#### SUPPLIED PASSAGE:

>>>

Last Thursday, December 27, but in 1822, French chemist and discoverer of the germ theory of disease, Louis Pasteur was born. Pasteur pointed out the differences between organic and inorganic crystallization. His investigation of putrefaction demonstrated that the widely believed “spontaneous generation” of germs does not take place. His study of silk-worm disease saved the French silk industry. He demonstrated the bacterial cause of anthrax, which saved the French cattle industry. He discovered the cause of fowl cholera and saved the French poultry industry. He discovered the cause of child-bed fever in hospitals. And his discovery of a vaccination for rabies was sneered at in Germany, but celebrated in Russia: the Tsar thanked him personally. It was Louis Pasteur who discovered the principles that we know today as the “germ theory of disease,” and the concept of using a weakened form of the disease to inoculate against it – still in use today. Yet Pasteur admitted, “Science knows no country, because knowledge belongs to humanity, and is the torch which illuminates the world.” Pasteur also acknowledged hard work in his own humble way, saying, “In the field of observation, chance favors only the prepared mind.” Since there are so few orthodox Christians among the great scientists, it would be salutary to the sacred cause to claim Pasteur for Christ.

The Catholic Encyclopedia claims Pasteur, and even Protestants strain to fit him into their creed. But according to his biographer and son-in-law, René Valléry-Radot, Pasteur was a Catholic apostate and a Rationalist all his life. This judgment is ratified by Sir William Osler, who knew Pasteur. Pasteur believed the mind could not reach “primary realities,” although he “believed in an Infinite and hoped for a future life” and that “the idea of God is a form of the idea of the Infinite, whether it is called Brahma, Allah, Jehovah, or Jesus.” This is hardly orthodox Christianity. So, if Pasteur died with a rosary in his hands it is important to note that it was placed there by pious relatives while he was unconscious.

<<<

#### WHAT TO PRODUCE:
Quote the passage on Louis Pasteur word for word, starting with "The Catholic Encyclopedia" and going on through "he was unconscious.".

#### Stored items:
>>>

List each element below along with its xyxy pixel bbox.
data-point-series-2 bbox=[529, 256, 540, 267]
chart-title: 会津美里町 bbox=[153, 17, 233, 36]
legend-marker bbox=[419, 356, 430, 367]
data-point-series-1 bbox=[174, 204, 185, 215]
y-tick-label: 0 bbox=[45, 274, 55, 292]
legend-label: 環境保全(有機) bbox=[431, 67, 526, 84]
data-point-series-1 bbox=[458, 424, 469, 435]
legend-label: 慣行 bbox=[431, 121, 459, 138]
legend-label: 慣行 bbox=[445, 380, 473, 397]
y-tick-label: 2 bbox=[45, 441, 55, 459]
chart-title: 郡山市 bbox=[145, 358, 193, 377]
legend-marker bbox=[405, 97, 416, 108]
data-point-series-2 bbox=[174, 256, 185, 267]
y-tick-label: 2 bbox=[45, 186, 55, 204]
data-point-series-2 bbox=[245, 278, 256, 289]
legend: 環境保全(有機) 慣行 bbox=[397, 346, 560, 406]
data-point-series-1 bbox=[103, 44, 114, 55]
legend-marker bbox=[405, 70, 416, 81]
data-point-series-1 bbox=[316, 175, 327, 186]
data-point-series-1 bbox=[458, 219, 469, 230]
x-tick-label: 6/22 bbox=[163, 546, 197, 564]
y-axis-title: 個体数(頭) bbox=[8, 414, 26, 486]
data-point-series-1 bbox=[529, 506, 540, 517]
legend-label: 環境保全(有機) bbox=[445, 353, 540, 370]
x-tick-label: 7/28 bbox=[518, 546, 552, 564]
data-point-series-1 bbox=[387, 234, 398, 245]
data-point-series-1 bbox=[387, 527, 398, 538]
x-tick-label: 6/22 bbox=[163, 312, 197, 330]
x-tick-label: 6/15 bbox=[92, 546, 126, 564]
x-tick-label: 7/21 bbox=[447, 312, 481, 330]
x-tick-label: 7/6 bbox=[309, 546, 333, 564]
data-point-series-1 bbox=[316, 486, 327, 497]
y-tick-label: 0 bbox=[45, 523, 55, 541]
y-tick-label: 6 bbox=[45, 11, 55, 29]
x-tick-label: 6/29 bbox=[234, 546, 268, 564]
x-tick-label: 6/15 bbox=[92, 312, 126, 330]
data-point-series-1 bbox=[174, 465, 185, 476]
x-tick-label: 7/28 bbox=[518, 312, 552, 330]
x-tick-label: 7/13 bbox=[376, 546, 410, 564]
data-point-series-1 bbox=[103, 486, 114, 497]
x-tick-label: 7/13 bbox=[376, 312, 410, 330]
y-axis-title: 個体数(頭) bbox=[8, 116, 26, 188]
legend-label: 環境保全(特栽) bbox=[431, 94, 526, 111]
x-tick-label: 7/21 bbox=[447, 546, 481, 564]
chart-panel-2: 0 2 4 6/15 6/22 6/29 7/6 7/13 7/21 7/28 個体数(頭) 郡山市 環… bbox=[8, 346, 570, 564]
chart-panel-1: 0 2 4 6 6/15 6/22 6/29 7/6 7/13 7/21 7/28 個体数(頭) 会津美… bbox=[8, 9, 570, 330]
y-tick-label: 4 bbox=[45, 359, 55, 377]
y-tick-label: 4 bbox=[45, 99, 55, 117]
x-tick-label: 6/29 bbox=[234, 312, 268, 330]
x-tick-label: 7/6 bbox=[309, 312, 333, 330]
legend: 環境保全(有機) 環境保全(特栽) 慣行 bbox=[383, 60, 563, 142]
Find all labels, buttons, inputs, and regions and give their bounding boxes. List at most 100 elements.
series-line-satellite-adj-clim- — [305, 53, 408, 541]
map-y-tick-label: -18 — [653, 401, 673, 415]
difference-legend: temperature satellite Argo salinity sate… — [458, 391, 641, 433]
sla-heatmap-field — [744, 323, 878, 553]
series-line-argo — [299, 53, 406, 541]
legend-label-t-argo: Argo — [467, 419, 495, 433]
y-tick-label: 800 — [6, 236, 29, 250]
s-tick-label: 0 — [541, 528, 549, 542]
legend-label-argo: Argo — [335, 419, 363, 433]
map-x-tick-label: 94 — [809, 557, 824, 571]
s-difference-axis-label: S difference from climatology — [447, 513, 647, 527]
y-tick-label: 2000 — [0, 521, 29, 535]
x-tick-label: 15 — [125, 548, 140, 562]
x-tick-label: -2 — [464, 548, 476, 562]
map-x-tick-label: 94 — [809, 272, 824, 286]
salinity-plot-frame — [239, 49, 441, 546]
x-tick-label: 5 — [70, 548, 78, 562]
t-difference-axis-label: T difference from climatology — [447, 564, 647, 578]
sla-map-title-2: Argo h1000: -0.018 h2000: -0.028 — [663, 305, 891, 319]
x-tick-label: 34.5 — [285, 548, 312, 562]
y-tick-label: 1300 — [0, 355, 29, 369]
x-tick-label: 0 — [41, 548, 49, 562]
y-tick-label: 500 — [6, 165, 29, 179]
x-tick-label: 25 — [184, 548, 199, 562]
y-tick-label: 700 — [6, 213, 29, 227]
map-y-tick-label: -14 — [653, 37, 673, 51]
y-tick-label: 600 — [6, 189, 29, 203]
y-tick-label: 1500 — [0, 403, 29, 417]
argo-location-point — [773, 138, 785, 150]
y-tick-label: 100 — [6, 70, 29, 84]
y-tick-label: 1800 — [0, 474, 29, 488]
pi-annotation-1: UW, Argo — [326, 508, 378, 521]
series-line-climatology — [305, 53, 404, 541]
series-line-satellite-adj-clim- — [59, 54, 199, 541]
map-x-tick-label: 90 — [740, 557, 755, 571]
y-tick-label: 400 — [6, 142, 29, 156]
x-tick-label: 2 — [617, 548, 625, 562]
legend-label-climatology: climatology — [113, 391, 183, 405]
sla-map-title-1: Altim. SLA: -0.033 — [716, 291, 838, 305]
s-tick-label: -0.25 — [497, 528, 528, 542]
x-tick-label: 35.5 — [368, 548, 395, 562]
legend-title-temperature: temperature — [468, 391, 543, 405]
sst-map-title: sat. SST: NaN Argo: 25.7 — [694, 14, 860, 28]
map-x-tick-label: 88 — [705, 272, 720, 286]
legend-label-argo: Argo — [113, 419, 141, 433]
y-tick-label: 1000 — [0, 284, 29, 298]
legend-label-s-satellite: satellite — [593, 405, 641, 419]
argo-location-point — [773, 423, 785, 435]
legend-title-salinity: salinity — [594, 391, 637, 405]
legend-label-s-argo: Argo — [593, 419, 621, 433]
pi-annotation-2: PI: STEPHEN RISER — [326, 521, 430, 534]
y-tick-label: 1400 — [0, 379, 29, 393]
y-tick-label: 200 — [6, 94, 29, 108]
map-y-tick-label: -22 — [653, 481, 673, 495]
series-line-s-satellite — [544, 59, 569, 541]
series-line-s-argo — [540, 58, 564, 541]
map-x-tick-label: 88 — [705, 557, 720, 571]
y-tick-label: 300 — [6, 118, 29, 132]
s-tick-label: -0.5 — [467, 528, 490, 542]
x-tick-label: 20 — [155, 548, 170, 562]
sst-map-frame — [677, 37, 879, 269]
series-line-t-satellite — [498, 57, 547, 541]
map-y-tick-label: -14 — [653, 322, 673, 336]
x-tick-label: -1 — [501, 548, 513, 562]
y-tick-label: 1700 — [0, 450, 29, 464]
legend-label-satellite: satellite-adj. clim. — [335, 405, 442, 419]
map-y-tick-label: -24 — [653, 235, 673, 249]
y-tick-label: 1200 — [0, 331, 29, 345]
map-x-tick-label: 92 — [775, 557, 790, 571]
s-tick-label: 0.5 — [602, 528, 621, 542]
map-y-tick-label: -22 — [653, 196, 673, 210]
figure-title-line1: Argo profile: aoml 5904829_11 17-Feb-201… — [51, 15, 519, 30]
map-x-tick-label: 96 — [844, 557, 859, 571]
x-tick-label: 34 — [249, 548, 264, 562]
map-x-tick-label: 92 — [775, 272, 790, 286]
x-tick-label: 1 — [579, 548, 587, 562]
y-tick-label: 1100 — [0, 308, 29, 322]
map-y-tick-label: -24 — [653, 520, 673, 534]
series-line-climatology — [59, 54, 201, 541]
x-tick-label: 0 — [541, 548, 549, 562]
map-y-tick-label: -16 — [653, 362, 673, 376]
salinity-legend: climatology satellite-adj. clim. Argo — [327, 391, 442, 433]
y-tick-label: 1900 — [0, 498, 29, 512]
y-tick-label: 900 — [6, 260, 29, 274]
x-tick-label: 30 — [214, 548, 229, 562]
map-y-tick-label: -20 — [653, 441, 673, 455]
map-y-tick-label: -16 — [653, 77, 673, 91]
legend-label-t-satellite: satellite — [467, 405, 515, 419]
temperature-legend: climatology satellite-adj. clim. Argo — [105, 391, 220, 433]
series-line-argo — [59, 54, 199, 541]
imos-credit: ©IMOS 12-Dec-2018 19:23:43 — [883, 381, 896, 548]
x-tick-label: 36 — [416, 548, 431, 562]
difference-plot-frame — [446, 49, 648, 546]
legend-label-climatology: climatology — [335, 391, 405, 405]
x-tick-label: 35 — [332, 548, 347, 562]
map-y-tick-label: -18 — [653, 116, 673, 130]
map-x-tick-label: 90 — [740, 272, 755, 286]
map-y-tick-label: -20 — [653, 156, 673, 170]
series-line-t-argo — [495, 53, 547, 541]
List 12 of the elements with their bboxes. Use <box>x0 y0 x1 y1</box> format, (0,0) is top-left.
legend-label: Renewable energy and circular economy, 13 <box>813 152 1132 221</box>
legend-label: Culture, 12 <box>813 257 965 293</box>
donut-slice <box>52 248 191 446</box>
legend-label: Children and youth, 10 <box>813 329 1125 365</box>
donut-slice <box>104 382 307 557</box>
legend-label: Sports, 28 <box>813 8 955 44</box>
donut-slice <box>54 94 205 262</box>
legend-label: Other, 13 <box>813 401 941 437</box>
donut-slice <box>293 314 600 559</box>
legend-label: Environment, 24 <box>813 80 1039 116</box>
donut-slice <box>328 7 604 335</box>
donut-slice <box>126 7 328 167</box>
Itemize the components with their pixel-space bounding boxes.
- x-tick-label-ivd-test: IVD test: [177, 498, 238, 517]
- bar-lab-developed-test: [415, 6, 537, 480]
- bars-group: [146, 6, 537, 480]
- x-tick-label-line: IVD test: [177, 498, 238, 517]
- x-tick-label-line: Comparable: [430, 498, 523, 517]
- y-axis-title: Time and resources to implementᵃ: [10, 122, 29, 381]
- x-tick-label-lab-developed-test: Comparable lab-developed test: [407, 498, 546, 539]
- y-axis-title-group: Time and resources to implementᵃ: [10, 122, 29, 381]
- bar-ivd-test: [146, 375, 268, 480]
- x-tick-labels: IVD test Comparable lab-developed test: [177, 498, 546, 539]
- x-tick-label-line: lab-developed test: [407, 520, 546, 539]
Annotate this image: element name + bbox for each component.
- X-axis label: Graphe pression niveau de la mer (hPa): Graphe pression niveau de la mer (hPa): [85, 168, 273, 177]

<<<

#### THE COMPLETED TASK:
The Catholic Encyclopedia claims Pasteur, and even Protestants strain to fit him into their creed. But according to his biographer and son-in-law, René Valléry-Radot, Pasteur was a Catholic apostate and a Rationalist all his life. This judgment is ratified by Sir William Osler, who knew Pasteur. Pasteur believed the mind could not reach “primary realities,” although he “believed in an Infinite and hoped for a future life” and that “the idea of God is a form of the idea of the Infinite, whether it is called Brahma, Allah, Jehovah, or Jesus.” This is hardly orthodox Christianity. So, if Pasteur died with a rosary in his hands it is important to note that it was placed there by pious relatives while he was unconscious.